▸ REQUIREMENTS
Provide a single number: the count of lines containing the string "milliers".

Items from a figure collection

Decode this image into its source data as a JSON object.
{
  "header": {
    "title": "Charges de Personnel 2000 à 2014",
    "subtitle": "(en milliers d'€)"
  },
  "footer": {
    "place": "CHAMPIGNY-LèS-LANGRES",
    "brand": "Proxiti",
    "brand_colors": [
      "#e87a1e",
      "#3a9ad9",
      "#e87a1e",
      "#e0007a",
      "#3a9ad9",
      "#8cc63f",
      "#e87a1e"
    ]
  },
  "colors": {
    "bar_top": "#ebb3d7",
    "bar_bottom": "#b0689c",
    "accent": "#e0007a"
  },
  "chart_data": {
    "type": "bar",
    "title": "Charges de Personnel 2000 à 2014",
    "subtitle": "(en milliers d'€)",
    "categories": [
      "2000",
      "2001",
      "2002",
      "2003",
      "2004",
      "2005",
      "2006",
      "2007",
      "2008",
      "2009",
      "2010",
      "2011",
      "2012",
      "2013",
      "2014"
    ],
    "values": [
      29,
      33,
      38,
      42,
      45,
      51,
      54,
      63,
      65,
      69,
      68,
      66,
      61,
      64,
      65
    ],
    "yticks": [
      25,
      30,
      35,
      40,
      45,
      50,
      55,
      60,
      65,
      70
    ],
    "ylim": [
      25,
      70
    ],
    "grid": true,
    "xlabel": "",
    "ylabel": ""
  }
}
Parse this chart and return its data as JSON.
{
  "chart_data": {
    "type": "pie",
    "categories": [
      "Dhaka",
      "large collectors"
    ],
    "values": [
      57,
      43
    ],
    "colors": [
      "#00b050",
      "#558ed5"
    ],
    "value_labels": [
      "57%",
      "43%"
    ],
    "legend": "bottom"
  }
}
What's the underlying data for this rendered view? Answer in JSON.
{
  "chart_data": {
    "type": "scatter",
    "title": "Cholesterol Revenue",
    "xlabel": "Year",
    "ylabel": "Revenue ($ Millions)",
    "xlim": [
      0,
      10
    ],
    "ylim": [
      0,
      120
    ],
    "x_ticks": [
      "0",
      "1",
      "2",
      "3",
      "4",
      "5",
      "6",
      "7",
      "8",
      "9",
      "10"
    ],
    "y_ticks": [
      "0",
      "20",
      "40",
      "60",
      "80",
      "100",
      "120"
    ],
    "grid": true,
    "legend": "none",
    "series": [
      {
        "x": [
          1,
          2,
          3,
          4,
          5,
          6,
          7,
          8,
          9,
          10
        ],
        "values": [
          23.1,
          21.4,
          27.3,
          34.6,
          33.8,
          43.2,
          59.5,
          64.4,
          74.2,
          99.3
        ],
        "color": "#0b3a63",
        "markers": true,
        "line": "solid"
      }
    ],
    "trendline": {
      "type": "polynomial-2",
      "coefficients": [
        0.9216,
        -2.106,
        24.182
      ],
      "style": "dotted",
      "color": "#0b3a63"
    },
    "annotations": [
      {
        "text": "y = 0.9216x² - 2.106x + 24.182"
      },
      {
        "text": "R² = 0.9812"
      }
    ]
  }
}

▸ FINISHED EXERCISE
2